§ **Written instruction**: Extract the complete data exactly as given.

§ **Given data**:

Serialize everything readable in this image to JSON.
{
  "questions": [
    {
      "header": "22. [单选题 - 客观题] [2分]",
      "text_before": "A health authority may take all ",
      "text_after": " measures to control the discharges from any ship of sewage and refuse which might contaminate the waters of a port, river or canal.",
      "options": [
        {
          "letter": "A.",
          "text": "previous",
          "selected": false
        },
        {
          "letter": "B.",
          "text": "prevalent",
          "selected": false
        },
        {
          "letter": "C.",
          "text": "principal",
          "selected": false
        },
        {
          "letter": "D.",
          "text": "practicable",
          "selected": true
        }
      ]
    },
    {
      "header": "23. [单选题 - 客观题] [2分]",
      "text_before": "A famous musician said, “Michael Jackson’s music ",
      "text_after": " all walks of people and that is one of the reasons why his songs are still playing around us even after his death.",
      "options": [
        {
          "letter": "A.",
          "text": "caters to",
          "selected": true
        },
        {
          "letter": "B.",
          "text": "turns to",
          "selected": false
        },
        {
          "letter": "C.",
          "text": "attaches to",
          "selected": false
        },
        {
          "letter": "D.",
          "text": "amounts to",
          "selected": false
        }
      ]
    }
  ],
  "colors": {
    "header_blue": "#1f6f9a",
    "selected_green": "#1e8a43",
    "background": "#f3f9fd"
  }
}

§ **Full solution**:
Serialize everything readable in this image to JSON.
{
  "questions": [
    {
      "header": "22. [单选题 - 客观题] [2分]",
      "text_before": "A health authority may take all ",
      "text_after": " measures to control the discharges from any ship of sewage and refuse which might contaminate the waters of a port, river or canal.",
      "options": [
        {
          "letter": "A.",
          "text": "previous",
          "selected": false
        },
        {
          "letter": "B.",
          "text": "prevalent",
          "selected": false
        },
        {
          "letter": "C.",
          "text": "principal",
          "selected": false
        },
        {
          "letter": "D.",
          "text": "practicable",
          "selected": true
        }
      ]
    },
    {
      "header": "23. [单选题 - 客观题] [2分]",
      "text_before": "A famous musician said, “Michael Jackson’s music ",
      "text_after": " all walks of people and that is one of the reasons why his songs are still playing around us even after his death.",
      "options": [
        {
          "letter": "A.",
          "text": "caters to",
          "selected": true
        },
        {
          "letter": "B.",
          "text": "turns to",
          "selected": false
        },
        {
          "letter": "C.",
          "text": "attaches to",
          "selected": false
        },
        {
          "letter": "D.",
          "text": "amounts to",
          "selected": false
        }
      ]
    }
  ],
  "colors": {
    "header_blue": "#1f6f9a",
    "selected_green": "#1e8a43",
    "background": "#f3f9fd"
  }
}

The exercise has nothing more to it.